>> begin Dataset content

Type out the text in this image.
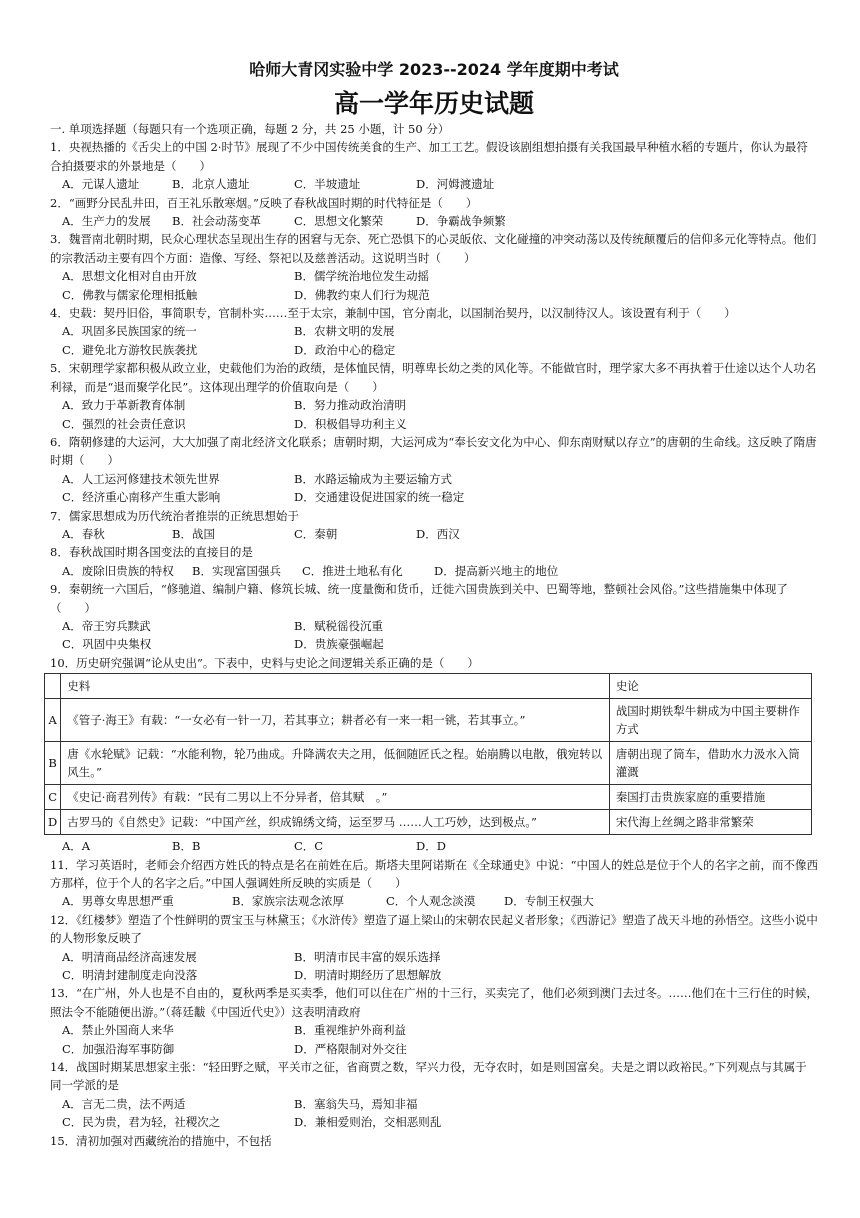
哈师大青冈实验中学 2023--2024 学年度期中考试
高一学年历史试题
一. 单项选择题（每题只有一个选项正确，每题 2 分，共 25 小题，计 50 分）
1．央视热播的《舌尖上的中国 2·时节》展现了不少中国传统美食的生产、加工工艺。假设该剧组想拍摄有关我国最早种植水稻的专题片，你认为最符合拍摄要求的外景地是（　　）
A．元谋人遗址	B．北京人遗址	C．半坡遗址	D．河姆渡遗址
2．“画野分民乱井田，百王礼乐散寒烟。”反映了春秋战国时期的时代特征是（　　）
A．生产力的发展	B．社会动荡变革	C．思想文化繁荣	D．争霸战争频繁
3．魏晋南北朝时期，民众心理状态呈现出生存的困窘与无奈、死亡恐惧下的心灵皈依、文化碰撞的冲突动荡以及传统颠覆后的信仰多元化等特点。他们的宗教活动主要有四个方面：造像、写经、祭祀以及慈善活动。这说明当时（　　）
A．思想文化相对自由开放	B．儒学统治地位发生动摇
C．佛教与儒家伦理相抵触	D．佛教约束人们行为规范
4．史载：契丹旧俗，事简职专，官制朴实……至于太宗，兼制中国，官分南北，以国制治契丹，以汉制待汉人。该设置有利于（　　）
A．巩固多民族国家的统一	B．农耕文明的发展
C．避免北方游牧民族袭扰	D．政治中心的稳定
5．宋朝理学家都积极从政立业，史载他们为治的政绩，是体恤民情，明尊卑长幼之类的风化等。不能做官时，理学家大多不再执着于仕途以达个人功名利禄，而是“退而聚学化民”。这体现出理学的价值取向是（　　）
A．致力于革新教育体制	B．努力推动政治清明
C．强烈的社会责任意识	D．积极倡导功利主义
6．隋朝修建的大运河，大大加强了南北经济文化联系；唐朝时期，大运河成为“奉长安文化为中心、仰东南财赋以存立”的唐朝的生命线。这反映了隋唐时期（　　）
A．人工运河修建技术领先世界	B．水路运输成为主要运输方式
C．经济重心南移产生重大影响	D．交通建设促进国家的统一稳定
7．儒家思想成为历代统治者推崇的正统思想始于
A．春秋	B．战国	C．秦朝	D．西汉
8．春秋战国时期各国变法的直接目的是
A．废除旧贵族的特权	B．实现富国强兵	C．推进土地私有化	D．提高新兴地主的地位
9．秦朝统一六国后，“修驰道、编制户籍、修筑长城、统一度量衡和货币，迁徙六国贵族到关中、巴蜀等地，整顿社会风俗。”这些措施集中体现了（　　）
A．帝王穷兵黩武	B．赋税徭役沉重
C．巩固中央集权	D．贵族豪强崛起
10．历史研究强调“论从史出”。下表中，史料与史论之间逻辑关系正确的是（　　）
	史料	史论
A	《管子·海王》有载：“一女必有一针一刀，若其事立；耕者必有一来一耜一铫，若其事立。”	战国时期铁犁牛耕成为中国主要耕作方式
B	唐《水轮赋》记载：“水能利物，轮乃曲成。升降满农夫之用，低徊随匠氏之程。始崩腾以电散，俄宛转以风生。”	唐朝出现了筒车，借助水力汲水入筒灌溉
C	《史记·商君列传》有载：“民有二男以上不分异者，倍其赋　。”	秦国打击贵族家庭的重要措施
D	古罗马的《自然史》记载：“中国产丝，织成锦绣文绮，运至罗马 ……人工巧妙，达到极点。”	宋代海上丝绸之路非常繁荣
A．A	B．B	C．C	D．D
11．学习英语时，老师会介绍西方姓氏的特点是名在前姓在后。斯塔夫里阿诺斯在《全球通史》中说：“中国人的姓总是位于个人的名字之前，而不像西方那样，位于个人的名字之后。”中国人强调姓所反映的实质是（　　）
A．男尊女卑思想严重	B．家族宗法观念浓厚	C．个人观念淡漠	D．专制王权强大
12．《红楼梦》塑造了个性鲜明的贾宝玉与林黛玉；《水浒传》塑造了逼上梁山的宋朝农民起义者形象；《西游记》塑造了战天斗地的孙悟空。这些小说中的人物形象反映了
A．明清商品经济高速发展	B．明清市民丰富的娱乐选择
C．明清封建制度走向没落	D．明清时期经历了思想解放
13．“在广州，外人也是不自由的，夏秋两季是买卖季，他们可以住在广州的十三行，买卖完了，他们必须到澳门去过冬。……他们在十三行住的时候，照法令不能随便出游。”（蒋廷黻《中国近代史》）这表明清政府
A．禁止外国商人来华	B．重视维护外商利益
C．加强沿海军事防御	D．严格限制对外交往
14．战国时期某思想家主张：“轻田野之赋，平关市之征，省商贾之数，罕兴力役，无夺农时，如是则国富矣。夫是之谓以政裕民。”下列观点与其属于同一学派的是
A．言无二贵，法不两适	B．塞翁失马，焉知非福
C．民为贵，君为轻，社稷次之	D．兼相爱则治，交相恶则乱
15．清初加强对西藏统治的措施中，不包括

>> end Dataset content

Reproduce every line exactly and omit all pictures.

• Full response:
Type out the text in this image.
哈师大青冈实验中学 2023--2024 学年度期中考试
高一学年历史试题
一. 单项选择题（每题只有一个选项正确，每题 2 分，共 25 小题，计 50 分）
1．央视热播的《舌尖上的中国 2·时节》展现了不少中国传统美食的生产、加工工艺。假设该剧组想拍摄有关我国最早种植水稻的专题片，你认为最符合拍摄要求的外景地是（　　）
A．元谋人遗址	B．北京人遗址	C．半坡遗址	D．河姆渡遗址
2．“画野分民乱井田，百王礼乐散寒烟。”反映了春秋战国时期的时代特征是（　　）
A．生产力的发展	B．社会动荡变革	C．思想文化繁荣	D．争霸战争频繁
3．魏晋南北朝时期，民众心理状态呈现出生存的困窘与无奈、死亡恐惧下的心灵皈依、文化碰撞的冲突动荡以及传统颠覆后的信仰多元化等特点。他们的宗教活动主要有四个方面：造像、写经、祭祀以及慈善活动。这说明当时（　　）
A．思想文化相对自由开放	B．儒学统治地位发生动摇
C．佛教与儒家伦理相抵触	D．佛教约束人们行为规范
4．史载：契丹旧俗，事简职专，官制朴实……至于太宗，兼制中国，官分南北，以国制治契丹，以汉制待汉人。该设置有利于（　　）
A．巩固多民族国家的统一	B．农耕文明的发展
C．避免北方游牧民族袭扰	D．政治中心的稳定
5．宋朝理学家都积极从政立业，史载他们为治的政绩，是体恤民情，明尊卑长幼之类的风化等。不能做官时，理学家大多不再执着于仕途以达个人功名利禄，而是“退而聚学化民”。这体现出理学的价值取向是（　　）
A．致力于革新教育体制	B．努力推动政治清明
C．强烈的社会责任意识	D．积极倡导功利主义
6．隋朝修建的大运河，大大加强了南北经济文化联系；唐朝时期，大运河成为“奉长安文化为中心、仰东南财赋以存立”的唐朝的生命线。这反映了隋唐时期（　　）
A．人工运河修建技术领先世界	B．水路运输成为主要运输方式
C．经济重心南移产生重大影响	D．交通建设促进国家的统一稳定
7．儒家思想成为历代统治者推崇的正统思想始于
A．春秋	B．战国	C．秦朝	D．西汉
8．春秋战国时期各国变法的直接目的是
A．废除旧贵族的特权	B．实现富国强兵	C．推进土地私有化	D．提高新兴地主的地位
9．秦朝统一六国后，“修驰道、编制户籍、修筑长城、统一度量衡和货币，迁徙六国贵族到关中、巴蜀等地，整顿社会风俗。”这些措施集中体现了（　　）
A．帝王穷兵黩武	B．赋税徭役沉重
C．巩固中央集权	D．贵族豪强崛起
10．历史研究强调“论从史出”。下表中，史料与史论之间逻辑关系正确的是（　　）
	史料	史论
A	《管子·海王》有载：“一女必有一针一刀，若其事立；耕者必有一来一耜一铫，若其事立。”	战国时期铁犁牛耕成为中国主要耕作方式
B	唐《水轮赋》记载：“水能利物，轮乃曲成。升降满农夫之用，低徊随匠氏之程。始崩腾以电散，俄宛转以风生。”	唐朝出现了筒车，借助水力汲水入筒灌溉
C	《史记·商君列传》有载：“民有二男以上不分异者，倍其赋　。”	秦国打击贵族家庭的重要措施
D	古罗马的《自然史》记载：“中国产丝，织成锦绣文绮，运至罗马 ……人工巧妙，达到极点。”	宋代海上丝绸之路非常繁荣
A．A	B．B	C．C	D．D
11．学习英语时，老师会介绍西方姓氏的特点是名在前姓在后。斯塔夫里阿诺斯在《全球通史》中说：“中国人的姓总是位于个人的名字之前，而不像西方那样，位于个人的名字之后。”中国人强调姓所反映的实质是（　　）
A．男尊女卑思想严重	B．家族宗法观念浓厚	C．个人观念淡漠	D．专制王权强大
12．《红楼梦》塑造了个性鲜明的贾宝玉与林黛玉；《水浒传》塑造了逼上梁山的宋朝农民起义者形象；《西游记》塑造了战天斗地的孙悟空。这些小说中的人物形象反映了
A．明清商品经济高速发展	B．明清市民丰富的娱乐选择
C．明清封建制度走向没落	D．明清时期经历了思想解放
13．“在广州，外人也是不自由的，夏秋两季是买卖季，他们可以住在广州的十三行，买卖完了，他们必须到澳门去过冬。……他们在十三行住的时候，照法令不能随便出游。”（蒋廷黻《中国近代史》）这表明清政府
A．禁止外国商人来华	B．重视维护外商利益
C．加强沿海军事防御	D．严格限制对外交往
14．战国时期某思想家主张：“轻田野之赋，平关市之征，省商贾之数，罕兴力役，无夺农时，如是则国富矣。夫是之谓以政裕民。”下列观点与其属于同一学派的是
A．言无二贵，法不两适	B．塞翁失马，焉知非福
C．民为贵，君为轻，社稷次之	D．兼相爱则治，交相恶则乱
15．清初加强对西藏统治的措施中，不包括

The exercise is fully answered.